DESCRIPTION OF THE TASK
All entries are to be quoted exactly; the images stay out of the copy.

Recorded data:
====================

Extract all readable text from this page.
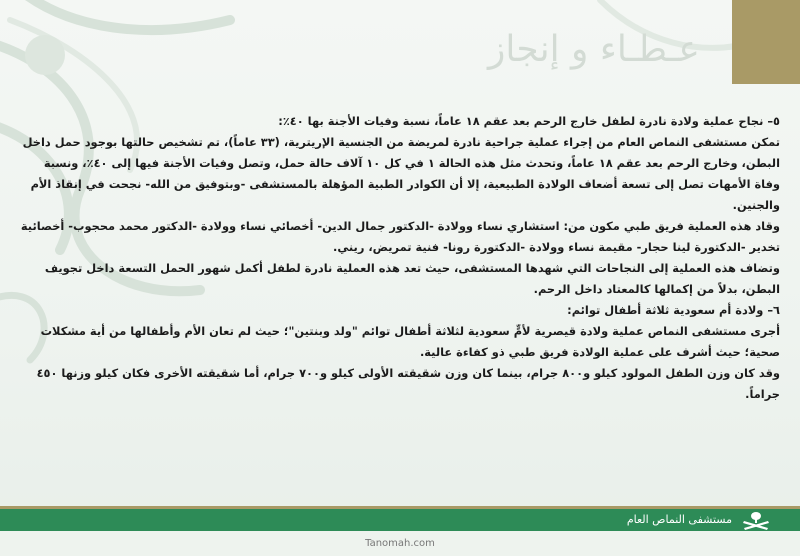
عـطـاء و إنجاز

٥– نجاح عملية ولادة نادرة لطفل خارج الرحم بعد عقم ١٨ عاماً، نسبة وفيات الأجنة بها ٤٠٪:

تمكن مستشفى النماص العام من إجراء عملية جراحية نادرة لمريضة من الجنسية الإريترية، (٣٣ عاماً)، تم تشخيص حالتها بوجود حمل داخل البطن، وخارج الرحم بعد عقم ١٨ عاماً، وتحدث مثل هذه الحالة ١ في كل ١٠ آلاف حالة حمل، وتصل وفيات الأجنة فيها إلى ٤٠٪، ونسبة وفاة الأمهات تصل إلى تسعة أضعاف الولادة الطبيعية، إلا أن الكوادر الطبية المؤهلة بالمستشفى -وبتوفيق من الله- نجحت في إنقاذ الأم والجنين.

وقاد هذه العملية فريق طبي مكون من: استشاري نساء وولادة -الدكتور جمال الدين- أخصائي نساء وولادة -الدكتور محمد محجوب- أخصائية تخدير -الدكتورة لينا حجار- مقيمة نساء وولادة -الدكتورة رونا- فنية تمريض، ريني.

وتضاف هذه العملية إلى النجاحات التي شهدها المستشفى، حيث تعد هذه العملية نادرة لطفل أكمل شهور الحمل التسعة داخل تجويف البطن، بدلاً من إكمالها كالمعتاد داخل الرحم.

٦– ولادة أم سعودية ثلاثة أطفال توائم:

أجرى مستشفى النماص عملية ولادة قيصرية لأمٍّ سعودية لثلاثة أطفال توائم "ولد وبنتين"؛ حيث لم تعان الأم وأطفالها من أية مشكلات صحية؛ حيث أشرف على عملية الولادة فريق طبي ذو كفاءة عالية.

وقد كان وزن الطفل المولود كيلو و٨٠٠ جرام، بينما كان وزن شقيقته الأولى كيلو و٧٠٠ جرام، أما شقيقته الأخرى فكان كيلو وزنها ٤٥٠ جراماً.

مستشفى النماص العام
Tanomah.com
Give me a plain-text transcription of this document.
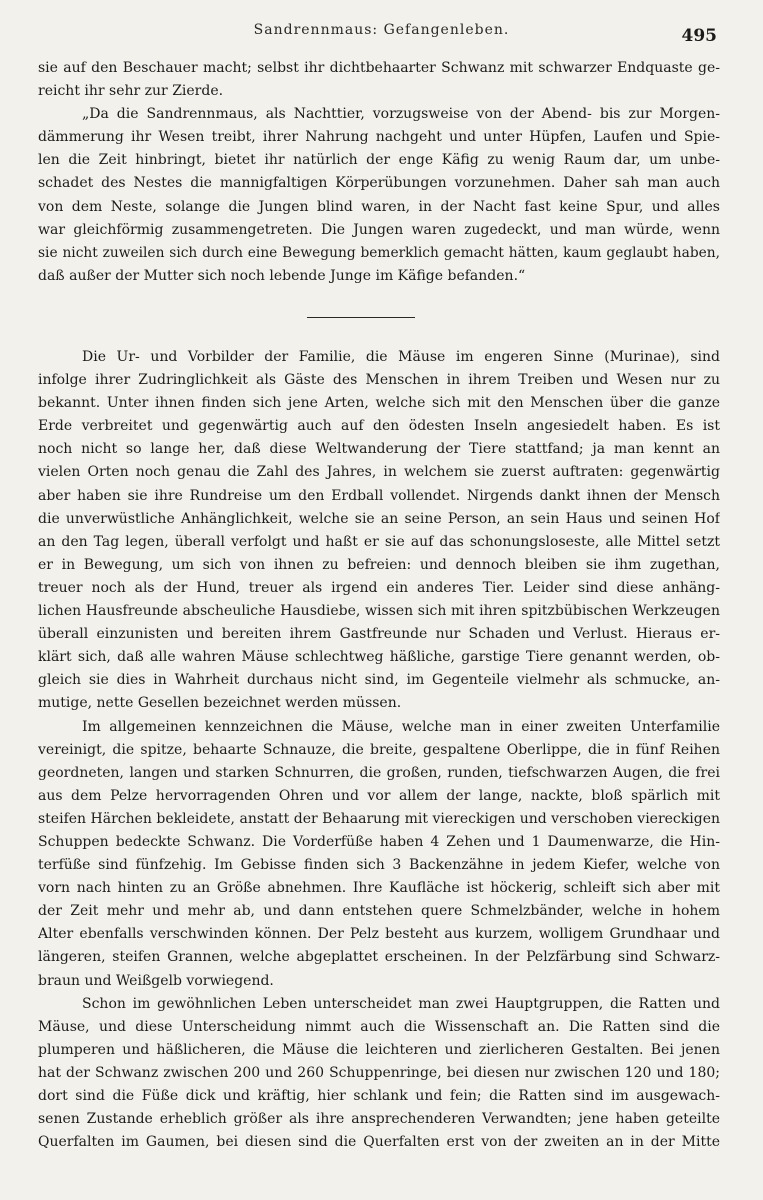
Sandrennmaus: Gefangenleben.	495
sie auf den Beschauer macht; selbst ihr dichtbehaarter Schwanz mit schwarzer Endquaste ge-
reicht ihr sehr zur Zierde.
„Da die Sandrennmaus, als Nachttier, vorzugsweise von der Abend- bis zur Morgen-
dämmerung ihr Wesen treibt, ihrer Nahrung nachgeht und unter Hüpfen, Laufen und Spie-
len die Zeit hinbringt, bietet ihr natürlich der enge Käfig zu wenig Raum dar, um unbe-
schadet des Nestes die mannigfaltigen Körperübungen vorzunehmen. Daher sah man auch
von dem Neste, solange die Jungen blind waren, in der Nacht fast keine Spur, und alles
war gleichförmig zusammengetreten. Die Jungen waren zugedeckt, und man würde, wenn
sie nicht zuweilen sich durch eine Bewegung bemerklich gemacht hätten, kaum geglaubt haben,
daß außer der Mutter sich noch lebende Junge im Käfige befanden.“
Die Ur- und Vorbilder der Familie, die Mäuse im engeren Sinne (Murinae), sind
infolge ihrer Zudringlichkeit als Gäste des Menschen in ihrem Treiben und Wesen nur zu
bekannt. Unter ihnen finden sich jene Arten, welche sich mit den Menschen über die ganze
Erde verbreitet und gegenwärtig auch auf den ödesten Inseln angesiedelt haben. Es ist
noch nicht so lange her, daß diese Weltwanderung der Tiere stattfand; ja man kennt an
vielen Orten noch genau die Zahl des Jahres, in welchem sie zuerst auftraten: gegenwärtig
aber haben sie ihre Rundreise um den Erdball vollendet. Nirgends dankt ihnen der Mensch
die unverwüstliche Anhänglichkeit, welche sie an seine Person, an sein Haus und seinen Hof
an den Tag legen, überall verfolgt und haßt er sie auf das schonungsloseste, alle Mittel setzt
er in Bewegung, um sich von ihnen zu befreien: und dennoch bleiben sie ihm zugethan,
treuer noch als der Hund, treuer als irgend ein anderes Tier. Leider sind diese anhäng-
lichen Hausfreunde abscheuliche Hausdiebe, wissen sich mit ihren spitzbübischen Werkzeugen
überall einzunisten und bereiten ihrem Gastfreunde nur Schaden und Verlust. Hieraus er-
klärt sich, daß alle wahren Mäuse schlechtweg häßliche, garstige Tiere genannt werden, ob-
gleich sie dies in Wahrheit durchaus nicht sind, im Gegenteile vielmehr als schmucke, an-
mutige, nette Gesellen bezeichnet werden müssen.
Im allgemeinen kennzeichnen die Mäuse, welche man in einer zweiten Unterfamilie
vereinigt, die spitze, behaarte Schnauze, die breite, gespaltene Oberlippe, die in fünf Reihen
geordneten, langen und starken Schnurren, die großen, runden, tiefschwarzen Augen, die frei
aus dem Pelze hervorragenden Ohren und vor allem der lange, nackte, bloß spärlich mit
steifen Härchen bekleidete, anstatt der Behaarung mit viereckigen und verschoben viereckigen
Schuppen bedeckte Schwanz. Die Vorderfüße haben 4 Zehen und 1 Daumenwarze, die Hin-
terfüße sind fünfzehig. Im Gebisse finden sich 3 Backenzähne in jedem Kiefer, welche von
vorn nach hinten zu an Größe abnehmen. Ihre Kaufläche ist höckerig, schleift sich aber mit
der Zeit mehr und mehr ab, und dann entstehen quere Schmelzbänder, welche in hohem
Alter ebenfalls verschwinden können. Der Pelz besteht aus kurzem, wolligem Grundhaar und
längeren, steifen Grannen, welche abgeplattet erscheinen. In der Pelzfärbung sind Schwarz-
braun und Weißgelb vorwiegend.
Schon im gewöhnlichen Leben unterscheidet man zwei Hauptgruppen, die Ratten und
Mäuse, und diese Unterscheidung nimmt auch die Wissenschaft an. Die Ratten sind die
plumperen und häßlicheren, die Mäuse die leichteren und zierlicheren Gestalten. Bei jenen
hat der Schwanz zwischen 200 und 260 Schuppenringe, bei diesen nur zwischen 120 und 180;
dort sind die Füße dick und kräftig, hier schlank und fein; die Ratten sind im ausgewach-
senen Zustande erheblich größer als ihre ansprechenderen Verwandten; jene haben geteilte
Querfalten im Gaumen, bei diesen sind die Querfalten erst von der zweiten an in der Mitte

====================

IN RESPONSE
Extract all readable text from this page.
عـطـاء و إنجاز

٥– نجاح عملية ولادة نادرة لطفل خارج الرحم بعد عقم ١٨ عاماً، نسبة وفيات الأجنة بها ٤٠٪:

تمكن مستشفى النماص العام من إجراء عملية جراحية نادرة لمريضة من الجنسية الإريترية، (٣٣ عاماً)، تم تشخيص حالتها بوجود حمل داخل البطن، وخارج الرحم بعد عقم ١٨ عاماً، وتحدث مثل هذه الحالة ١ في كل ١٠ آلاف حالة حمل، وتصل وفيات الأجنة فيها إلى ٤٠٪، ونسبة وفاة الأمهات تصل إلى تسعة أضعاف الولادة الطبيعية، إلا أن الكوادر الطبية المؤهلة بالمستشفى -وبتوفيق من الله- نجحت في إنقاذ الأم والجنين.

وقاد هذه العملية فريق طبي مكون من: استشاري نساء وولادة -الدكتور جمال الدين- أخصائي نساء وولادة -الدكتور محمد محجوب- أخصائية تخدير -الدكتورة لينا حجار- مقيمة نساء وولادة -الدكتورة رونا- فنية تمريض، ريني.

وتضاف هذه العملية إلى النجاحات التي شهدها المستشفى، حيث تعد هذه العملية نادرة لطفل أكمل شهور الحمل التسعة داخل تجويف البطن، بدلاً من إكمالها كالمعتاد داخل الرحم.

٦– ولادة أم سعودية ثلاثة أطفال توائم:

أجرى مستشفى النماص عملية ولادة قيصرية لأمٍّ سعودية لثلاثة أطفال توائم "ولد وبنتين"؛ حيث لم تعان الأم وأطفالها من أية مشكلات صحية؛ حيث أشرف على عملية الولادة فريق طبي ذو كفاءة عالية.

وقد كان وزن الطفل المولود كيلو و٨٠٠ جرام، بينما كان وزن شقيقته الأولى كيلو و٧٠٠ جرام، أما شقيقته الأخرى فكان كيلو وزنها ٤٥٠ جراماً.

مستشفى النماص العام
Tanomah.com
Give me a plain-text transcription of this document.
Sandrennmaus: Gefangenleben.	495
sie auf den Beschauer macht; selbst ihr dichtbehaarter Schwanz mit schwarzer Endquaste ge-
reicht ihr sehr zur Zierde.
„Da die Sandrennmaus, als Nachttier, vorzugsweise von der Abend- bis zur Morgen-
dämmerung ihr Wesen treibt, ihrer Nahrung nachgeht und unter Hüpfen, Laufen und Spie-
len die Zeit hinbringt, bietet ihr natürlich der enge Käfig zu wenig Raum dar, um unbe-
schadet des Nestes die mannigfaltigen Körperübungen vorzunehmen. Daher sah man auch
von dem Neste, solange die Jungen blind waren, in der Nacht fast keine Spur, und alles
war gleichförmig zusammengetreten. Die Jungen waren zugedeckt, und man würde, wenn
sie nicht zuweilen sich durch eine Bewegung bemerklich gemacht hätten, kaum geglaubt haben,
daß außer der Mutter sich noch lebende Junge im Käfige befanden.“
Die Ur- und Vorbilder der Familie, die Mäuse im engeren Sinne (Murinae), sind
infolge ihrer Zudringlichkeit als Gäste des Menschen in ihrem Treiben und Wesen nur zu
bekannt. Unter ihnen finden sich jene Arten, welche sich mit den Menschen über die ganze
Erde verbreitet und gegenwärtig auch auf den ödesten Inseln angesiedelt haben. Es ist
noch nicht so lange her, daß diese Weltwanderung der Tiere stattfand; ja man kennt an
vielen Orten noch genau die Zahl des Jahres, in welchem sie zuerst auftraten: gegenwärtig
aber haben sie ihre Rundreise um den Erdball vollendet. Nirgends dankt ihnen der Mensch
die unverwüstliche Anhänglichkeit, welche sie an seine Person, an sein Haus und seinen Hof
an den Tag legen, überall verfolgt und haßt er sie auf das schonungsloseste, alle Mittel setzt
er in Bewegung, um sich von ihnen zu befreien: und dennoch bleiben sie ihm zugethan,
treuer noch als der Hund, treuer als irgend ein anderes Tier. Leider sind diese anhäng-
lichen Hausfreunde abscheuliche Hausdiebe, wissen sich mit ihren spitzbübischen Werkzeugen
überall einzunisten und bereiten ihrem Gastfreunde nur Schaden und Verlust. Hieraus er-
klärt sich, daß alle wahren Mäuse schlechtweg häßliche, garstige Tiere genannt werden, ob-
gleich sie dies in Wahrheit durchaus nicht sind, im Gegenteile vielmehr als schmucke, an-
mutige, nette Gesellen bezeichnet werden müssen.
Im allgemeinen kennzeichnen die Mäuse, welche man in einer zweiten Unterfamilie
vereinigt, die spitze, behaarte Schnauze, die breite, gespaltene Oberlippe, die in fünf Reihen
geordneten, langen und starken Schnurren, die großen, runden, tiefschwarzen Augen, die frei
aus dem Pelze hervorragenden Ohren und vor allem der lange, nackte, bloß spärlich mit
steifen Härchen bekleidete, anstatt der Behaarung mit viereckigen und verschoben viereckigen
Schuppen bedeckte Schwanz. Die Vorderfüße haben 4 Zehen und 1 Daumenwarze, die Hin-
terfüße sind fünfzehig. Im Gebisse finden sich 3 Backenzähne in jedem Kiefer, welche von
vorn nach hinten zu an Größe abnehmen. Ihre Kaufläche ist höckerig, schleift sich aber mit
der Zeit mehr und mehr ab, und dann entstehen quere Schmelzbänder, welche in hohem
Alter ebenfalls verschwinden können. Der Pelz besteht aus kurzem, wolligem Grundhaar und
längeren, steifen Grannen, welche abgeplattet erscheinen. In der Pelzfärbung sind Schwarz-
braun und Weißgelb vorwiegend.
Schon im gewöhnlichen Leben unterscheidet man zwei Hauptgruppen, die Ratten und
Mäuse, und diese Unterscheidung nimmt auch die Wissenschaft an. Die Ratten sind die
plumperen und häßlicheren, die Mäuse die leichteren und zierlicheren Gestalten. Bei jenen
hat der Schwanz zwischen 200 und 260 Schuppenringe, bei diesen nur zwischen 120 und 180;
dort sind die Füße dick und kräftig, hier schlank und fein; die Ratten sind im ausgewach-
senen Zustande erheblich größer als ihre ansprechenderen Verwandten; jene haben geteilte
Querfalten im Gaumen, bei diesen sind die Querfalten erst von der zweiten an in der Mitte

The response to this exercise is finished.